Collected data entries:

▼▼▼

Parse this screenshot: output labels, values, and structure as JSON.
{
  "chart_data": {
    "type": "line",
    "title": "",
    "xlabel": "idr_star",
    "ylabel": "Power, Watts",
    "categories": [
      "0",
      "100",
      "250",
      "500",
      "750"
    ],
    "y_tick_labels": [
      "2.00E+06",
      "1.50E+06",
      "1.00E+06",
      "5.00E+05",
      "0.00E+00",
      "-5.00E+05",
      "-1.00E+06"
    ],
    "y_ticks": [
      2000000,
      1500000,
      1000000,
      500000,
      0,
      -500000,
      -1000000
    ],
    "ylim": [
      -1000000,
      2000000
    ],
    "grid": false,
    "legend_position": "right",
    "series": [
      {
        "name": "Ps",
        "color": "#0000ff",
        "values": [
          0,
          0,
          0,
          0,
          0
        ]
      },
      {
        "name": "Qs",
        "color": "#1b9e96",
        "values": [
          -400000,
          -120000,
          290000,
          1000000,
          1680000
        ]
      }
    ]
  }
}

▲▲▲

From the records above, extract every line exactly as it stands.

Parse this screenshot: output labels, values, and structure as JSON.
{
  "chart_data": {
    "type": "line",
    "title": "",
    "xlabel": "idr_star",
    "ylabel": "Power, Watts",
    "categories": [
      "0",
      "100",
      "250",
      "500",
      "750"
    ],
    "y_tick_labels": [
      "2.00E+06",
      "1.50E+06",
      "1.00E+06",
      "5.00E+05",
      "0.00E+00",
      "-5.00E+05",
      "-1.00E+06"
    ],
    "y_ticks": [
      2000000,
      1500000,
      1000000,
      500000,
      0,
      -500000,
      -1000000
    ],
    "ylim": [
      -1000000,
      2000000
    ],
    "grid": false,
    "legend_position": "right",
    "series": [
      {
        "name": "Ps",
        "color": "#0000ff",
        "values": [
          0,
          0,
          0,
          0,
          0
        ]
      },
      {
        "name": "Qs",
        "color": "#1b9e96",
        "values": [
          -400000,
          -120000,
          290000,
          1000000,
          1680000
        ]
      }
    ]
  }
}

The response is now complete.